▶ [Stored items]
◆ ◆ ◆ ◆ ◆ ◆ ◆
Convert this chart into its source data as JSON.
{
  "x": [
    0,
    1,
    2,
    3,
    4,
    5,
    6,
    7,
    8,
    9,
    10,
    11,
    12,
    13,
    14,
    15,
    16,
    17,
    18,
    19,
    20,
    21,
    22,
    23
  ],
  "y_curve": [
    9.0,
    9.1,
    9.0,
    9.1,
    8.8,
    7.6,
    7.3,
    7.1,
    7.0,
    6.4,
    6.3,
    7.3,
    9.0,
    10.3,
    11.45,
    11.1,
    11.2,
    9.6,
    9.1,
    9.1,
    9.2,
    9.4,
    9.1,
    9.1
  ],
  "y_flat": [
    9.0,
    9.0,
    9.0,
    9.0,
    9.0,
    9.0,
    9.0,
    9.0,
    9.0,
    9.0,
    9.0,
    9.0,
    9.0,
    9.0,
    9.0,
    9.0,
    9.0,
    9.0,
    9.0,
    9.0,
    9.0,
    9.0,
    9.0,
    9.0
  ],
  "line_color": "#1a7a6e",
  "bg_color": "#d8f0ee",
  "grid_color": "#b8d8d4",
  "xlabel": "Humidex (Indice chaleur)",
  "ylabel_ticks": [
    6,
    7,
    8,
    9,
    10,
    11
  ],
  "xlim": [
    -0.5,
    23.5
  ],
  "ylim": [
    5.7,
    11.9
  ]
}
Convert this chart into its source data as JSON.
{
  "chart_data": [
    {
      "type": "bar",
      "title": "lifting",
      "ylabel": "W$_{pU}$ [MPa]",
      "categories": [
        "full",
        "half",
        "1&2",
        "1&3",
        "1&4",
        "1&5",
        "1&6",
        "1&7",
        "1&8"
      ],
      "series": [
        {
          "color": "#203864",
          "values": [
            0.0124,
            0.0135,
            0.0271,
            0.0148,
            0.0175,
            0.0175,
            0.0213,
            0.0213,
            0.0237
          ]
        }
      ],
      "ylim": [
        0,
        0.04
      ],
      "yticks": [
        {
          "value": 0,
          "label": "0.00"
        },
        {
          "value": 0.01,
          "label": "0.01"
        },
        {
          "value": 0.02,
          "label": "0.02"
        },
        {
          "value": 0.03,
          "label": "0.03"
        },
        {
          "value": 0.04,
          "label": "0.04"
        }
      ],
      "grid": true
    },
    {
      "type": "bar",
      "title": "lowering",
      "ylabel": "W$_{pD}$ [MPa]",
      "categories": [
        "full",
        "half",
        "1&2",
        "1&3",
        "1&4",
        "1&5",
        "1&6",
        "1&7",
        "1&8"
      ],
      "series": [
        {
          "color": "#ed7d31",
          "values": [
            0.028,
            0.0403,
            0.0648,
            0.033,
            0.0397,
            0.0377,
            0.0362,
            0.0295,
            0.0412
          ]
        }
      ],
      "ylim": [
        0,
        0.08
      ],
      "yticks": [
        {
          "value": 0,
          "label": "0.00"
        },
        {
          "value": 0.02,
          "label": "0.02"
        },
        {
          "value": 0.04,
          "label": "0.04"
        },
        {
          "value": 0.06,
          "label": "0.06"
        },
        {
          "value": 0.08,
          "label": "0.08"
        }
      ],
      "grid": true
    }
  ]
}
◆ ◆ ◆ ◆ ◆ ◆ ◆
▶ [What is required]
Restate the whole listing exactly, leaving out nothing.

▶ [Expected answer]
Convert this chart into its source data as JSON.
{
  "x": [
    0,
    1,
    2,
    3,
    4,
    5,
    6,
    7,
    8,
    9,
    10,
    11,
    12,
    13,
    14,
    15,
    16,
    17,
    18,
    19,
    20,
    21,
    22,
    23
  ],
  "y_curve": [
    9.0,
    9.1,
    9.0,
    9.1,
    8.8,
    7.6,
    7.3,
    7.1,
    7.0,
    6.4,
    6.3,
    7.3,
    9.0,
    10.3,
    11.45,
    11.1,
    11.2,
    9.6,
    9.1,
    9.1,
    9.2,
    9.4,
    9.1,
    9.1
  ],
  "y_flat": [
    9.0,
    9.0,
    9.0,
    9.0,
    9.0,
    9.0,
    9.0,
    9.0,
    9.0,
    9.0,
    9.0,
    9.0,
    9.0,
    9.0,
    9.0,
    9.0,
    9.0,
    9.0,
    9.0,
    9.0,
    9.0,
    9.0,
    9.0,
    9.0
  ],
  "line_color": "#1a7a6e",
  "bg_color": "#d8f0ee",
  "grid_color": "#b8d8d4",
  "xlabel": "Humidex (Indice chaleur)",
  "ylabel_ticks": [
    6,
    7,
    8,
    9,
    10,
    11
  ],
  "xlim": [
    -0.5,
    23.5
  ],
  "ylim": [
    5.7,
    11.9
  ]
}
Convert this chart into its source data as JSON.
{
  "chart_data": [
    {
      "type": "bar",
      "title": "lifting",
      "ylabel": "W$_{pU}$ [MPa]",
      "categories": [
        "full",
        "half",
        "1&2",
        "1&3",
        "1&4",
        "1&5",
        "1&6",
        "1&7",
        "1&8"
      ],
      "series": [
        {
          "color": "#203864",
          "values": [
            0.0124,
            0.0135,
            0.0271,
            0.0148,
            0.0175,
            0.0175,
            0.0213,
            0.0213,
            0.0237
          ]
        }
      ],
      "ylim": [
        0,
        0.04
      ],
      "yticks": [
        {
          "value": 0,
          "label": "0.00"
        },
        {
          "value": 0.01,
          "label": "0.01"
        },
        {
          "value": 0.02,
          "label": "0.02"
        },
        {
          "value": 0.03,
          "label": "0.03"
        },
        {
          "value": 0.04,
          "label": "0.04"
        }
      ],
      "grid": true
    },
    {
      "type": "bar",
      "title": "lowering",
      "ylabel": "W$_{pD}$ [MPa]",
      "categories": [
        "full",
        "half",
        "1&2",
        "1&3",
        "1&4",
        "1&5",
        "1&6",
        "1&7",
        "1&8"
      ],
      "series": [
        {
          "color": "#ed7d31",
          "values": [
            0.028,
            0.0403,
            0.0648,
            0.033,
            0.0397,
            0.0377,
            0.0362,
            0.0295,
            0.0412
          ]
        }
      ],
      "ylim": [
        0,
        0.08
      ],
      "yticks": [
        {
          "value": 0,
          "label": "0.00"
        },
        {
          "value": 0.02,
          "label": "0.02"
        },
        {
          "value": 0.04,
          "label": "0.04"
        },
        {
          "value": 0.06,
          "label": "0.06"
        },
        {
          "value": 0.08,
          "label": "0.08"
        }
      ],
      "grid": true
    }
  ]
}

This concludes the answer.